━━ Given records ━━

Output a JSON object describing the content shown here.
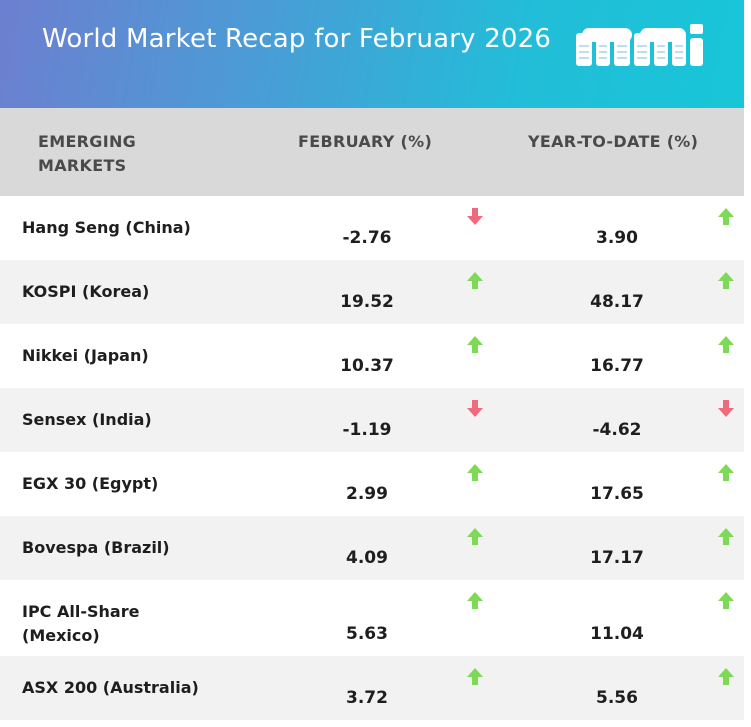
{
  "banner": {
    "title": "World Market Recap for February 2026",
    "logo": "mm-logo"
  },
  "header": {
    "col1": "EMERGING MARKETS",
    "col2": "FEBRUARY (%)",
    "col3": "YEAR-TO-DATE (%)"
  },
  "colors": {
    "up": "#7ed957",
    "down": "#f06a7d",
    "header_bg": "#d9d9d9",
    "alt_row": "#f2f2f2"
  },
  "rows": [
    {
      "name": "Hang Seng (China)",
      "feb": "-2.76",
      "feb_dir": "down",
      "ytd": "3.90",
      "ytd_dir": "up"
    },
    {
      "name": "KOSPI (Korea)",
      "feb": "19.52",
      "feb_dir": "up",
      "ytd": "48.17",
      "ytd_dir": "up"
    },
    {
      "name": "Nikkei (Japan)",
      "feb": "10.37",
      "feb_dir": "up",
      "ytd": "16.77",
      "ytd_dir": "up"
    },
    {
      "name": "Sensex (India)",
      "feb": "-1.19",
      "feb_dir": "down",
      "ytd": "-4.62",
      "ytd_dir": "down"
    },
    {
      "name": "EGX 30 (Egypt)",
      "feb": "2.99",
      "feb_dir": "up",
      "ytd": "17.65",
      "ytd_dir": "up"
    },
    {
      "name": "Bovespa (Brazil)",
      "feb": "4.09",
      "feb_dir": "up",
      "ytd": "17.17",
      "ytd_dir": "up"
    },
    {
      "name": "IPC All-Share (Mexico)",
      "feb": "5.63",
      "feb_dir": "up",
      "ytd": "11.04",
      "ytd_dir": "up"
    },
    {
      "name": "ASX 200 (Australia)",
      "feb": "3.72",
      "feb_dir": "up",
      "ytd": "5.56",
      "ytd_dir": "up"
    }
  ]
}
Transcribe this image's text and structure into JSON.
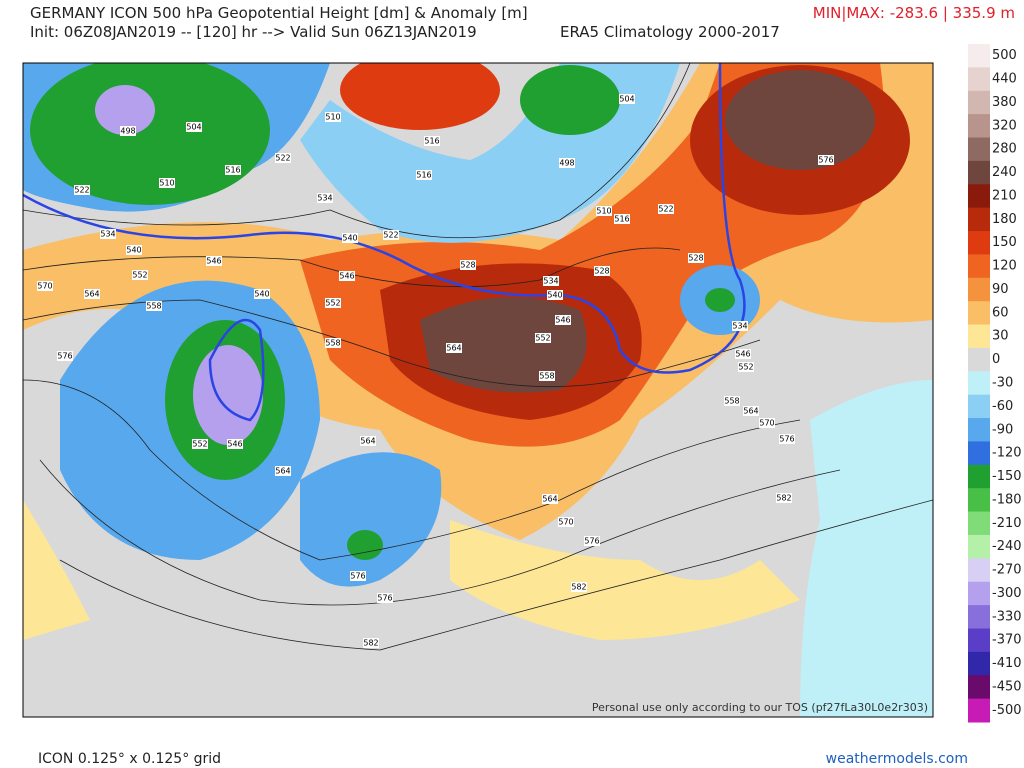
{
  "header": {
    "title": "GERMANY ICON 500 hPa Geopotential Height [dm] & Anomaly [m]",
    "min_max": "MIN|MAX: -283.6 | 335.9 m",
    "init": "Init: 06Z08JAN2019 -- [120] hr --> Valid Sun 06Z13JAN2019",
    "climatology": "ERA5 Climatology 2000-2017"
  },
  "colorbar": {
    "ticks": [
      500,
      440,
      380,
      320,
      280,
      240,
      210,
      180,
      150,
      120,
      90,
      60,
      30,
      0,
      -30,
      -60,
      -90,
      -120,
      -150,
      -180,
      -210,
      -240,
      -270,
      -300,
      -330,
      -370,
      -410,
      -450,
      -500
    ],
    "colors": [
      "#f7ecec",
      "#e6d3d0",
      "#d2b6b0",
      "#b8948c",
      "#8e6a62",
      "#6e463e",
      "#8a1a0c",
      "#b82a0c",
      "#de3c10",
      "#ee6420",
      "#f5923e",
      "#f9be66",
      "#fde696",
      "#d9d9d9",
      "#bff0f8",
      "#8ccff4",
      "#58a8ee",
      "#2f6fe0",
      "#20a030",
      "#48c048",
      "#80dc78",
      "#b4f0a8",
      "#d8d0f4",
      "#b4a0ec",
      "#8870dc",
      "#5a3ec8",
      "#3028a8",
      "#6a0a6a",
      "#c81ab4"
    ]
  },
  "contour_labels": [
    "498",
    "504",
    "510",
    "516",
    "522",
    "510",
    "516",
    "534",
    "540",
    "546",
    "552",
    "558",
    "522",
    "534",
    "540",
    "546",
    "552",
    "558",
    "564",
    "570",
    "576",
    "540",
    "552",
    "546",
    "564",
    "564",
    "516",
    "522",
    "528",
    "534",
    "540",
    "546",
    "552",
    "558",
    "564",
    "528",
    "522",
    "516",
    "510",
    "498",
    "504",
    "576",
    "528",
    "534",
    "546",
    "552",
    "558",
    "564",
    "570",
    "576",
    "582",
    "564",
    "570",
    "576",
    "582",
    "576",
    "576",
    "582"
  ],
  "watermark": "Personal use only according to our TOS (pf27fLa30L0e2r303)",
  "footer": {
    "grid": "ICON 0.125° x 0.125° grid",
    "site": "weathermodels.com"
  }
}
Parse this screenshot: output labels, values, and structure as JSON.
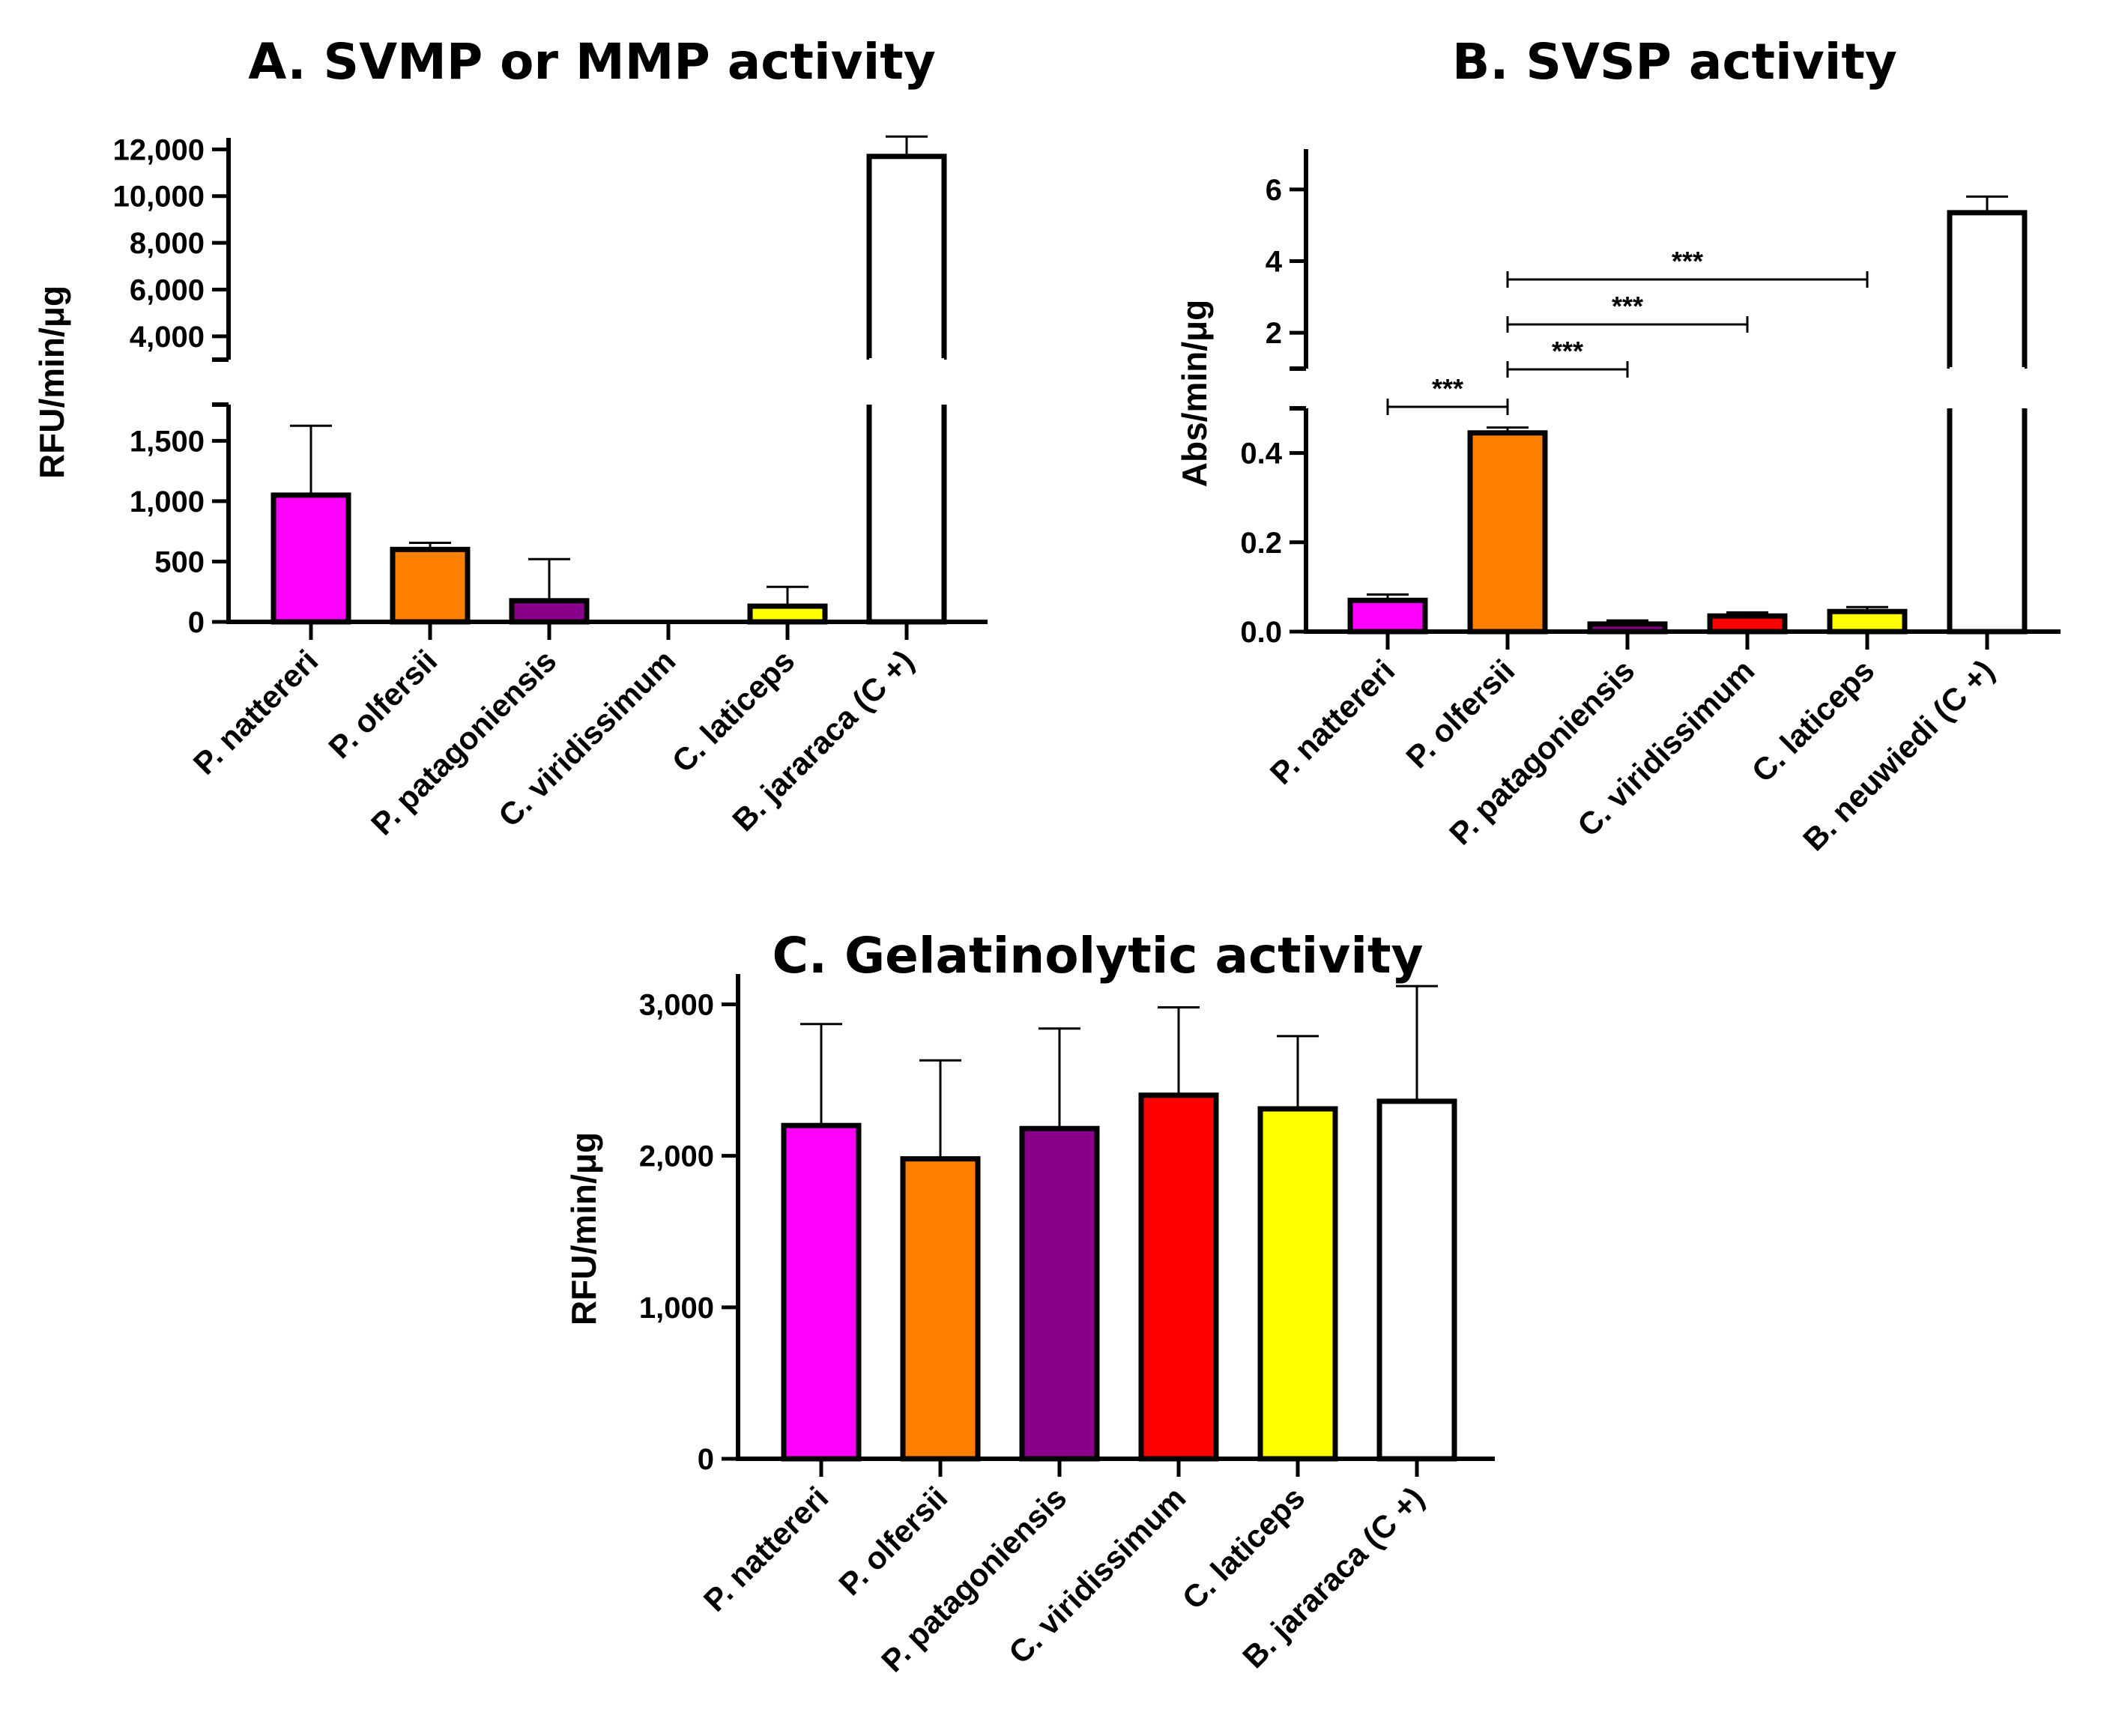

━━━

* [Written exercise]: Quote every record above exactly, omitting any pictures they contain.

* [The reply]:
Output a JSON object describing the content shown here.
{
  "banner": {
    "title": "World Market Recap for February 2026",
    "logo": "mm-logo"
  },
  "header": {
    "col1": "EMERGING MARKETS",
    "col2": "FEBRUARY (%)",
    "col3": "YEAR-TO-DATE (%)"
  },
  "colors": {
    "up": "#7ed957",
    "down": "#f06a7d",
    "header_bg": "#d9d9d9",
    "alt_row": "#f2f2f2"
  },
  "rows": [
    {
      "name": "Hang Seng (China)",
      "feb": "-2.76",
      "feb_dir": "down",
      "ytd": "3.90",
      "ytd_dir": "up"
    },
    {
      "name": "KOSPI (Korea)",
      "feb": "19.52",
      "feb_dir": "up",
      "ytd": "48.17",
      "ytd_dir": "up"
    },
    {
      "name": "Nikkei (Japan)",
      "feb": "10.37",
      "feb_dir": "up",
      "ytd": "16.77",
      "ytd_dir": "up"
    },
    {
      "name": "Sensex (India)",
      "feb": "-1.19",
      "feb_dir": "down",
      "ytd": "-4.62",
      "ytd_dir": "down"
    },
    {
      "name": "EGX 30 (Egypt)",
      "feb": "2.99",
      "feb_dir": "up",
      "ytd": "17.65",
      "ytd_dir": "up"
    },
    {
      "name": "Bovespa (Brazil)",
      "feb": "4.09",
      "feb_dir": "up",
      "ytd": "17.17",
      "ytd_dir": "up"
    },
    {
      "name": "IPC All-Share (Mexico)",
      "feb": "5.63",
      "feb_dir": "up",
      "ytd": "11.04",
      "ytd_dir": "up"
    },
    {
      "name": "ASX 200 (Australia)",
      "feb": "3.72",
      "feb_dir": "up",
      "ytd": "5.56",
      "ytd_dir": "up"
    }
  ]
}
Transcribe this image's text and structure into JSON.
{
  "header": {
    "title": "GERMANY ICON 500 hPa Geopotential Height [dm] & Anomaly [m]",
    "min_max": "MIN|MAX: -283.6 | 335.9 m",
    "init": "Init: 06Z08JAN2019 -- [120] hr --> Valid Sun 06Z13JAN2019",
    "climatology": "ERA5 Climatology 2000-2017"
  },
  "colorbar": {
    "ticks": [
      500,
      440,
      380,
      320,
      280,
      240,
      210,
      180,
      150,
      120,
      90,
      60,
      30,
      0,
      -30,
      -60,
      -90,
      -120,
      -150,
      -180,
      -210,
      -240,
      -270,
      -300,
      -330,
      -370,
      -410,
      -450,
      -500
    ],
    "colors": [
      "#f7ecec",
      "#e6d3d0",
      "#d2b6b0",
      "#b8948c",
      "#8e6a62",
      "#6e463e",
      "#8a1a0c",
      "#b82a0c",
      "#de3c10",
      "#ee6420",
      "#f5923e",
      "#f9be66",
      "#fde696",
      "#d9d9d9",
      "#bff0f8",
      "#8ccff4",
      "#58a8ee",
      "#2f6fe0",
      "#20a030",
      "#48c048",
      "#80dc78",
      "#b4f0a8",
      "#d8d0f4",
      "#b4a0ec",
      "#8870dc",
      "#5a3ec8",
      "#3028a8",
      "#6a0a6a",
      "#c81ab4"
    ]
  },
  "contour_labels": [
    "498",
    "504",
    "510",
    "516",
    "522",
    "510",
    "516",
    "534",
    "540",
    "546",
    "552",
    "558",
    "522",
    "534",
    "540",
    "546",
    "552",
    "558",
    "564",
    "570",
    "576",
    "540",
    "552",
    "546",
    "564",
    "564",
    "516",
    "522",
    "528",
    "534",
    "540",
    "546",
    "552",
    "558",
    "564",
    "528",
    "522",
    "516",
    "510",
    "498",
    "504",
    "576",
    "528",
    "534",
    "546",
    "552",
    "558",
    "564",
    "570",
    "576",
    "582",
    "564",
    "570",
    "576",
    "582",
    "576",
    "576",
    "582"
  ],
  "watermark": "Personal use only according to our TOS (pf27fLa30L0e2r303)",
  "footer": {
    "grid": "ICON 0.125° x 0.125° grid",
    "site": "weathermodels.com"
  }
}
Parse this screenshot: output labels, values, and structure as JSON.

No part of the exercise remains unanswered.